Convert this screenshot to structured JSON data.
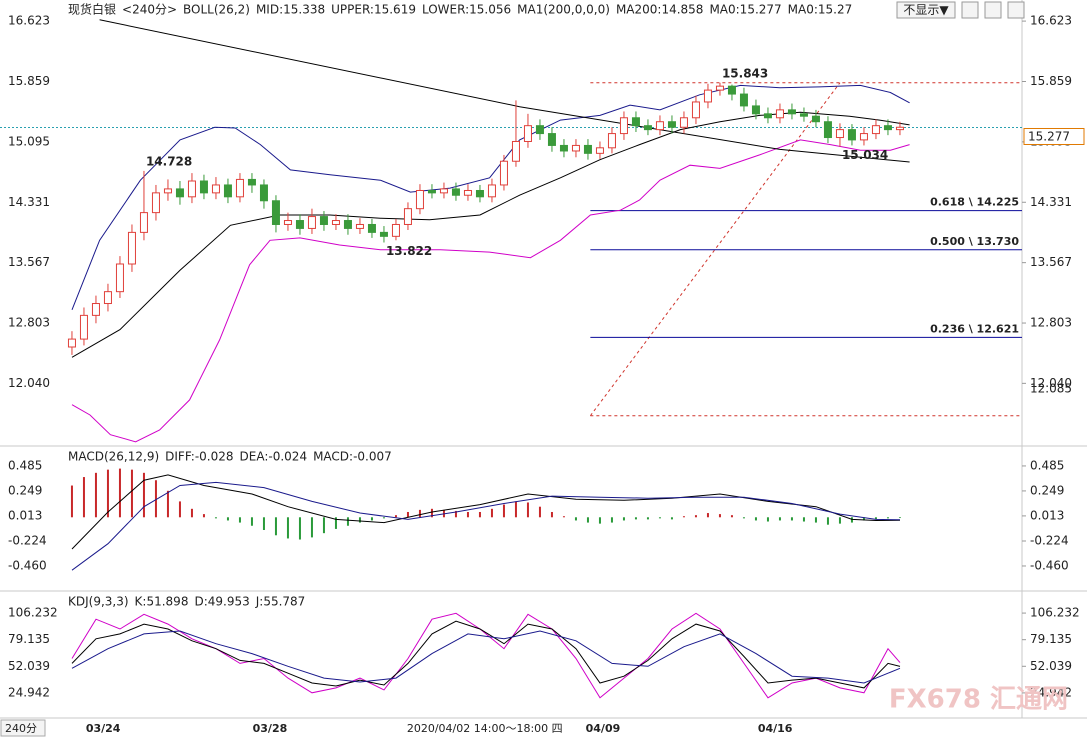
{
  "chart_data": [
    {
      "type": "candlestick",
      "header": [
        {
          "text": "现货白银",
          "color": "#000000"
        },
        {
          "text": "<240分>",
          "color": "#e07a00"
        },
        {
          "text": "BOLL(26,2)",
          "color": "#000000"
        },
        {
          "text": "MID:15.338",
          "color": "#000000"
        },
        {
          "text": "UPPER:15.619",
          "color": "#1a1a8c"
        },
        {
          "text": "LOWER:15.056",
          "color": "#d000c8"
        },
        {
          "text": "MA1(200,0,0,0)",
          "color": "#000000"
        },
        {
          "text": "MA200:14.858",
          "color": "#000000"
        },
        {
          "text": "MA0:15.277",
          "color": "#1a1a8c"
        },
        {
          "text": "MA0:15.27",
          "color": "#d000c8"
        }
      ],
      "xlim": [
        -0.58,
        79.17
      ],
      "ylim": [
        11.26,
        16.89
      ],
      "yticks": [
        16.623,
        15.859,
        15.095,
        14.331,
        13.567,
        12.803,
        {
          "value": 12.04,
          "label": "12.040"
        }
      ],
      "up_color": "#e0403a",
      "down_color": "#3a9a3a",
      "open": [
        12.5,
        12.6,
        12.9,
        13.05,
        13.2,
        13.55,
        13.95,
        14.2,
        14.45,
        14.5,
        14.4,
        14.6,
        14.45,
        14.55,
        14.4,
        14.62,
        14.55,
        14.35,
        14.05,
        14.1,
        14.0,
        14.15,
        14.05,
        14.1,
        14.0,
        14.05,
        13.95,
        13.9,
        14.05,
        14.25,
        14.48,
        14.45,
        14.5,
        14.42,
        14.48,
        14.4,
        14.55,
        14.85,
        15.1,
        15.3,
        15.2,
        15.05,
        14.98,
        15.05,
        14.95,
        15.02,
        15.2,
        15.4,
        15.3,
        15.25,
        15.35,
        15.28,
        15.4,
        15.6,
        15.75,
        15.8,
        15.7,
        15.55,
        15.45,
        15.4,
        15.5,
        15.45,
        15.42,
        15.35,
        15.15,
        15.25,
        15.12,
        15.2,
        15.3,
        15.25
      ],
      "high": [
        12.7,
        13.0,
        13.15,
        13.3,
        13.65,
        14.05,
        14.728,
        14.55,
        14.62,
        14.6,
        14.7,
        14.68,
        14.65,
        14.63,
        14.7,
        14.7,
        14.62,
        14.42,
        14.2,
        14.18,
        14.25,
        14.22,
        14.18,
        14.18,
        14.13,
        14.12,
        14.03,
        14.12,
        14.33,
        14.56,
        14.56,
        14.58,
        14.58,
        14.56,
        14.55,
        14.63,
        14.93,
        15.62,
        15.45,
        15.38,
        15.28,
        15.13,
        15.13,
        15.13,
        15.1,
        15.28,
        15.48,
        15.48,
        15.38,
        15.43,
        15.43,
        15.48,
        15.68,
        15.83,
        15.843,
        15.82,
        15.78,
        15.63,
        15.53,
        15.58,
        15.58,
        15.53,
        15.5,
        15.42,
        15.33,
        15.32,
        15.28,
        15.38,
        15.38,
        15.35
      ],
      "low": [
        12.4,
        12.52,
        12.8,
        12.95,
        13.12,
        13.45,
        13.85,
        14.1,
        14.35,
        14.3,
        14.32,
        14.37,
        14.37,
        14.32,
        14.33,
        14.45,
        14.25,
        13.95,
        13.97,
        13.92,
        13.93,
        13.97,
        13.98,
        13.92,
        13.93,
        13.88,
        13.822,
        13.85,
        13.98,
        14.18,
        14.38,
        14.38,
        14.35,
        14.35,
        14.33,
        14.33,
        14.48,
        14.78,
        15.02,
        15.12,
        14.97,
        14.9,
        14.9,
        14.87,
        14.88,
        14.95,
        15.12,
        15.22,
        15.18,
        15.18,
        15.2,
        15.2,
        15.32,
        15.52,
        15.68,
        15.62,
        15.48,
        15.38,
        15.33,
        15.33,
        15.38,
        15.35,
        15.28,
        15.08,
        15.034,
        15.05,
        15.05,
        15.13,
        15.18,
        15.18
      ],
      "close": [
        12.6,
        12.9,
        13.05,
        13.2,
        13.55,
        13.95,
        14.2,
        14.45,
        14.5,
        14.4,
        14.6,
        14.45,
        14.55,
        14.4,
        14.62,
        14.55,
        14.35,
        14.05,
        14.1,
        14.0,
        14.15,
        14.05,
        14.1,
        14.0,
        14.05,
        13.95,
        13.9,
        14.05,
        14.25,
        14.48,
        14.45,
        14.5,
        14.42,
        14.48,
        14.4,
        14.55,
        14.85,
        15.1,
        15.3,
        15.2,
        15.05,
        14.98,
        15.05,
        14.95,
        15.02,
        15.2,
        15.4,
        15.3,
        15.25,
        15.35,
        15.28,
        15.4,
        15.6,
        15.75,
        15.8,
        15.7,
        15.55,
        15.45,
        15.4,
        15.5,
        15.45,
        15.42,
        15.35,
        15.15,
        15.25,
        15.12,
        15.2,
        15.3,
        15.25,
        15.28
      ],
      "series": [
        {
          "color": "#000000",
          "x": [
            0,
            4,
            9,
            13.2,
            17.3,
            21.5,
            25.7,
            29.8,
            34,
            37.3,
            40.7,
            44,
            47.3,
            50.7,
            54,
            57.3,
            60.7,
            64.8,
            67.3,
            69.8
          ],
          "values": [
            12.37,
            12.72,
            13.47,
            14.04,
            14.17,
            14.17,
            14.13,
            14.11,
            14.17,
            14.42,
            14.64,
            14.87,
            15.06,
            15.25,
            15.35,
            15.43,
            15.47,
            15.42,
            15.37,
            15.31
          ]
        },
        {
          "color": "#1a1a8c",
          "x": [
            0,
            2.3,
            5.7,
            9,
            11.9,
            13.6,
            15.7,
            18.2,
            21.5,
            25.7,
            28.2,
            31.5,
            34.8,
            37.3,
            40.7,
            44,
            46.5,
            49,
            52.3,
            55.7,
            59,
            62.3,
            65.7,
            68.2,
            69.8
          ],
          "values": [
            12.97,
            13.85,
            14.61,
            15.12,
            15.28,
            15.27,
            15.06,
            14.74,
            14.68,
            14.61,
            14.46,
            14.51,
            14.64,
            15.12,
            15.37,
            15.43,
            15.56,
            15.5,
            15.69,
            15.81,
            15.78,
            15.79,
            15.81,
            15.72,
            15.59
          ]
        },
        {
          "color": "#d000c8",
          "x": [
            0,
            1.5,
            3.2,
            5.3,
            7.3,
            9.8,
            12.3,
            14.8,
            16.5,
            19,
            22.3,
            25.7,
            30.7,
            34.8,
            38.2,
            40.7,
            43.2,
            45.7,
            47.3,
            49,
            51.5,
            54,
            57.3,
            60.7,
            63.2,
            65.7,
            68.2,
            69.8
          ],
          "values": [
            11.77,
            11.64,
            11.39,
            11.3,
            11.45,
            11.83,
            12.59,
            13.54,
            13.85,
            13.88,
            13.79,
            13.73,
            13.73,
            13.7,
            13.63,
            13.85,
            14.17,
            14.23,
            14.36,
            14.61,
            14.8,
            14.76,
            14.93,
            15.12,
            15.06,
            14.99,
            14.99,
            15.06
          ]
        },
        {
          "color": "#000000",
          "x": [
            2.3,
            37.3,
            59,
            69.8
          ],
          "values": [
            16.64,
            15.54,
            15.0,
            14.84
          ]
        }
      ],
      "annotations": [
        {
          "value": 14.728,
          "label": "14.728",
          "x": 6,
          "color": "#d0342c",
          "side": "above"
        },
        {
          "value": 13.822,
          "label": "13.822",
          "x": 26,
          "color": "#5f9a6a",
          "side": "below"
        },
        {
          "value": 15.843,
          "label": "15.843",
          "x": 54,
          "color": "#d0342c",
          "side": "above"
        },
        {
          "value": 15.034,
          "label": "15.034",
          "x": 64,
          "color": "#3a8a4a",
          "side": "below"
        }
      ],
      "fib": {
        "x0": 43.2,
        "x1": 64,
        "high": 15.843,
        "low": 11.63,
        "color": "#d0342c",
        "level_color": "#0a0a9a",
        "levels": [
          {
            "value": 14.225,
            "label": "0.618 \\ 14.225"
          },
          {
            "value": 13.73,
            "label": "0.500 \\ 13.730"
          },
          {
            "value": 12.621,
            "label": "0.236 \\ 12.621"
          }
        ]
      },
      "current_price": 15.277,
      "current_color": "#2aa0b0",
      "tag_color": "#e07a00",
      "price_tags": [
        12.085
      ]
    },
    {
      "type": "macd",
      "header": [
        {
          "text": "MACD(26,12,9)",
          "color": "#000000"
        },
        {
          "text": "DIFF:-0.028",
          "color": "#000000"
        },
        {
          "text": "DEA:-0.024",
          "color": "#1a1a8c"
        },
        {
          "text": "MACD:-0.007",
          "color": "#d000c8"
        }
      ],
      "xlim": [
        -0.58,
        79.17
      ],
      "ylim": [
        -0.687,
        0.664
      ],
      "yticks": [
        0.485,
        0.249,
        0.013,
        -0.224,
        {
          "value": -0.46,
          "label": "-0.460"
        }
      ],
      "up_color": "#c8282a",
      "down_color": "#2a9a3a",
      "histogram": [
        0.3,
        0.38,
        0.42,
        0.45,
        0.46,
        0.45,
        0.42,
        0.35,
        0.25,
        0.15,
        0.08,
        0.03,
        -0.01,
        -0.03,
        -0.05,
        -0.08,
        -0.12,
        -0.17,
        -0.2,
        -0.21,
        -0.19,
        -0.15,
        -0.11,
        -0.08,
        -0.05,
        -0.03,
        -0.01,
        0.02,
        0.05,
        0.07,
        0.08,
        0.07,
        0.06,
        0.05,
        0.05,
        0.08,
        0.12,
        0.15,
        0.14,
        0.1,
        0.05,
        0.01,
        -0.03,
        -0.05,
        -0.06,
        -0.05,
        -0.03,
        -0.02,
        -0.02,
        -0.01,
        -0.02,
        0.01,
        0.02,
        0.04,
        0.03,
        0.02,
        -0.01,
        -0.03,
        -0.04,
        -0.03,
        -0.03,
        -0.04,
        -0.05,
        -0.07,
        -0.06,
        -0.05,
        -0.03,
        -0.02,
        -0.01,
        -0.007
      ],
      "series": [
        {
          "color": "#000000",
          "x": [
            0,
            3,
            6,
            8,
            11,
            15,
            18,
            22,
            26,
            30,
            34,
            38,
            42,
            46,
            50,
            54,
            58,
            62,
            65,
            67,
            69
          ],
          "values": [
            -0.3,
            0.05,
            0.35,
            0.4,
            0.3,
            0.22,
            0.1,
            -0.02,
            -0.05,
            0.05,
            0.12,
            0.22,
            0.17,
            0.16,
            0.18,
            0.22,
            0.15,
            0.1,
            -0.02,
            -0.03,
            -0.028
          ]
        },
        {
          "color": "#1a1a8c",
          "x": [
            0,
            3,
            6,
            9,
            12,
            16,
            20,
            24,
            28,
            32,
            36,
            40,
            44,
            48,
            52,
            56,
            60,
            64,
            67,
            69
          ],
          "values": [
            -0.5,
            -0.25,
            0.1,
            0.3,
            0.33,
            0.28,
            0.15,
            0.04,
            -0.02,
            0.05,
            0.13,
            0.2,
            0.19,
            0.18,
            0.19,
            0.19,
            0.13,
            0.03,
            -0.02,
            -0.024
          ]
        }
      ]
    },
    {
      "type": "kdj",
      "header": [
        {
          "text": "KDJ(9,3,3)",
          "color": "#000000"
        },
        {
          "text": "K:51.898",
          "color": "#000000"
        },
        {
          "text": "D:49.953",
          "color": "#1a1a8c"
        },
        {
          "text": "J:55.787",
          "color": "#d000c8"
        }
      ],
      "xlim": [
        -0.58,
        79.17
      ],
      "ylim": [
        -0.62,
        127.7
      ],
      "yticks": [
        106.232,
        79.135,
        52.039,
        24.942
      ],
      "series": [
        {
          "color": "#d000c8",
          "x": [
            0,
            2,
            4,
            6,
            8,
            10,
            12,
            14,
            16,
            18,
            20,
            22,
            24,
            26,
            28,
            30,
            32,
            34,
            36,
            38,
            40,
            42,
            44,
            46,
            48,
            50,
            52,
            54,
            56,
            58,
            60,
            62,
            64,
            66,
            68,
            69
          ],
          "values": [
            60,
            100,
            90,
            105,
            95,
            80,
            70,
            55,
            60,
            40,
            25,
            30,
            40,
            28,
            60,
            100,
            106,
            90,
            70,
            105,
            90,
            60,
            20,
            40,
            60,
            90,
            106,
            90,
            55,
            20,
            35,
            40,
            30,
            25,
            70,
            55.787
          ]
        },
        {
          "color": "#000000",
          "x": [
            0,
            2,
            4,
            6,
            8,
            10,
            12,
            14,
            16,
            18,
            20,
            22,
            24,
            26,
            28,
            30,
            32,
            34,
            36,
            38,
            40,
            42,
            44,
            46,
            48,
            50,
            52,
            54,
            56,
            58,
            60,
            62,
            64,
            66,
            68,
            69
          ],
          "values": [
            55,
            80,
            85,
            95,
            90,
            78,
            70,
            58,
            55,
            45,
            35,
            32,
            38,
            33,
            55,
            85,
            98,
            90,
            75,
            95,
            90,
            70,
            35,
            42,
            58,
            80,
            95,
            88,
            62,
            35,
            38,
            40,
            35,
            30,
            55,
            51.898
          ]
        },
        {
          "color": "#1a1a8c",
          "x": [
            0,
            3,
            6,
            9,
            12,
            15,
            18,
            21,
            24,
            27,
            30,
            33,
            36,
            39,
            42,
            45,
            48,
            51,
            54,
            57,
            60,
            63,
            66,
            68,
            69
          ],
          "values": [
            50,
            70,
            85,
            88,
            75,
            65,
            52,
            40,
            36,
            40,
            65,
            85,
            80,
            88,
            78,
            55,
            52,
            72,
            85,
            65,
            42,
            40,
            35,
            45,
            49.953
          ]
        }
      ],
      "xticks": [
        {
          "value": 2.6,
          "label": "03/24"
        },
        {
          "value": 16.5,
          "label": "03/28"
        },
        {
          "value": 44.25,
          "label": "04/09"
        },
        {
          "value": 58.6,
          "label": "04/16"
        }
      ],
      "cursor_label": {
        "value": 34.4,
        "label": "2020/04/02 14:00～18:00 四"
      },
      "period": "240分"
    }
  ],
  "toolbar": {
    "button": "不显示▼"
  },
  "watermark": "FX678 汇通网"
}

----------------

INSTRUCTIONS FOR THE TASK -
Return each full line of the entries that contains the word "type".

SOLUTION -
      "type": "candlestick",
      "type": "macd",
      "type": "kdj",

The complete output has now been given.